TASK PROMPT: Your task is to output the entries below word for word.

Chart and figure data
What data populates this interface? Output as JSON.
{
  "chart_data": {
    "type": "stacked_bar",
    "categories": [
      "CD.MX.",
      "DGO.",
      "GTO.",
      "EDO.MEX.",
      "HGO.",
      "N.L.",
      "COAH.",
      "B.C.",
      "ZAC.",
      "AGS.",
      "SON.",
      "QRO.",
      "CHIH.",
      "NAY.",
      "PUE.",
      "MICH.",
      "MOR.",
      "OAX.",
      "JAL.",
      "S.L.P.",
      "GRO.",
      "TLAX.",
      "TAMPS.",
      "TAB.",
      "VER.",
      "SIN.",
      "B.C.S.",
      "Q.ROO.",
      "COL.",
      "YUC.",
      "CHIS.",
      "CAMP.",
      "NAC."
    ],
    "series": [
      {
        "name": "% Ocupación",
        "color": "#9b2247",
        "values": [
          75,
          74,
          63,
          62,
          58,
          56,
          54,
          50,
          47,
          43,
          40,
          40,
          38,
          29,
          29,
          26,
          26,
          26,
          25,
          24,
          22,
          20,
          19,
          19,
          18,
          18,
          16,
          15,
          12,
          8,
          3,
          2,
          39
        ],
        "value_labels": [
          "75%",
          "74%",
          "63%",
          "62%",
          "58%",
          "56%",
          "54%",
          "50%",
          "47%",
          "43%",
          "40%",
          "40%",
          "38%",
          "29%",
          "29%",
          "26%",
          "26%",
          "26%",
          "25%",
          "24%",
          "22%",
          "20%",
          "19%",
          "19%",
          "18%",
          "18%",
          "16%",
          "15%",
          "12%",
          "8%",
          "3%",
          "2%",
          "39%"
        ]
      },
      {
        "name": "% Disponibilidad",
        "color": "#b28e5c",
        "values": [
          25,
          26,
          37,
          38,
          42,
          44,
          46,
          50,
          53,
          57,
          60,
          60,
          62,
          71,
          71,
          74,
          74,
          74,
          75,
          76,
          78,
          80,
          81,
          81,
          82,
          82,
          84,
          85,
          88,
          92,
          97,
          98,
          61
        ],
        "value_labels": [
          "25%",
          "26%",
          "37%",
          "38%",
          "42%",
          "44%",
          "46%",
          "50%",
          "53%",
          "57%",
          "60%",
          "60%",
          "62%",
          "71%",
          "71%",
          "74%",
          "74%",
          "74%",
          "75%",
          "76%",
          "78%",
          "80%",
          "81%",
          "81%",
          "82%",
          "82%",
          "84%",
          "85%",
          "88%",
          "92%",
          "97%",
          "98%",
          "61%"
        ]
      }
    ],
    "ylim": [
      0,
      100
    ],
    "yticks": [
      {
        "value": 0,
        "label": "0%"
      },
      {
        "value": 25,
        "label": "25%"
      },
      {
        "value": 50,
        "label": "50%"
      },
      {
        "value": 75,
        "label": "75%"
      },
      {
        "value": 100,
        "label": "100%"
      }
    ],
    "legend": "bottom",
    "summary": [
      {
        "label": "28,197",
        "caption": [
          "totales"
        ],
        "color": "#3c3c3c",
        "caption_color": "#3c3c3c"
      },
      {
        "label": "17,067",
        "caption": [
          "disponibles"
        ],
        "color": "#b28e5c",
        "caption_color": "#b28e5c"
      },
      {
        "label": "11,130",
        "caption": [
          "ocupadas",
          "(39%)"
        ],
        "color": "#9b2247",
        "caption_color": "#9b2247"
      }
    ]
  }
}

SOLUTION BELOW:
What data populates this interface? Output as JSON.
{
  "chart_data": {
    "type": "stacked_bar",
    "categories": [
      "CD.MX.",
      "DGO.",
      "GTO.",
      "EDO.MEX.",
      "HGO.",
      "N.L.",
      "COAH.",
      "B.C.",
      "ZAC.",
      "AGS.",
      "SON.",
      "QRO.",
      "CHIH.",
      "NAY.",
      "PUE.",
      "MICH.",
      "MOR.",
      "OAX.",
      "JAL.",
      "S.L.P.",
      "GRO.",
      "TLAX.",
      "TAMPS.",
      "TAB.",
      "VER.",
      "SIN.",
      "B.C.S.",
      "Q.ROO.",
      "COL.",
      "YUC.",
      "CHIS.",
      "CAMP.",
      "NAC."
    ],
    "series": [
      {
        "name": "% Ocupación",
        "color": "#9b2247",
        "values": [
          75,
          74,
          63,
          62,
          58,
          56,
          54,
          50,
          47,
          43,
          40,
          40,
          38,
          29,
          29,
          26,
          26,
          26,
          25,
          24,
          22,
          20,
          19,
          19,
          18,
          18,
          16,
          15,
          12,
          8,
          3,
          2,
          39
        ],
        "value_labels": [
          "75%",
          "74%",
          "63%",
          "62%",
          "58%",
          "56%",
          "54%",
          "50%",
          "47%",
          "43%",
          "40%",
          "40%",
          "38%",
          "29%",
          "29%",
          "26%",
          "26%",
          "26%",
          "25%",
          "24%",
          "22%",
          "20%",
          "19%",
          "19%",
          "18%",
          "18%",
          "16%",
          "15%",
          "12%",
          "8%",
          "3%",
          "2%",
          "39%"
        ]
      },
      {
        "name": "% Disponibilidad",
        "color": "#b28e5c",
        "values": [
          25,
          26,
          37,
          38,
          42,
          44,
          46,
          50,
          53,
          57,
          60,
          60,
          62,
          71,
          71,
          74,
          74,
          74,
          75,
          76,
          78,
          80,
          81,
          81,
          82,
          82,
          84,
          85,
          88,
          92,
          97,
          98,
          61
        ],
        "value_labels": [
          "25%",
          "26%",
          "37%",
          "38%",
          "42%",
          "44%",
          "46%",
          "50%",
          "53%",
          "57%",
          "60%",
          "60%",
          "62%",
          "71%",
          "71%",
          "74%",
          "74%",
          "74%",
          "75%",
          "76%",
          "78%",
          "80%",
          "81%",
          "81%",
          "82%",
          "82%",
          "84%",
          "85%",
          "88%",
          "92%",
          "97%",
          "98%",
          "61%"
        ]
      }
    ],
    "ylim": [
      0,
      100
    ],
    "yticks": [
      {
        "value": 0,
        "label": "0%"
      },
      {
        "value": 25,
        "label": "25%"
      },
      {
        "value": 50,
        "label": "50%"
      },
      {
        "value": 75,
        "label": "75%"
      },
      {
        "value": 100,
        "label": "100%"
      }
    ],
    "legend": "bottom",
    "summary": [
      {
        "label": "28,197",
        "caption": [
          "totales"
        ],
        "color": "#3c3c3c",
        "caption_color": "#3c3c3c"
      },
      {
        "label": "17,067",
        "caption": [
          "disponibles"
        ],
        "color": "#b28e5c",
        "caption_color": "#b28e5c"
      },
      {
        "label": "11,130",
        "caption": [
          "ocupadas",
          "(39%)"
        ],
        "color": "#9b2247",
        "caption_color": "#9b2247"
      }
    ]
  }
}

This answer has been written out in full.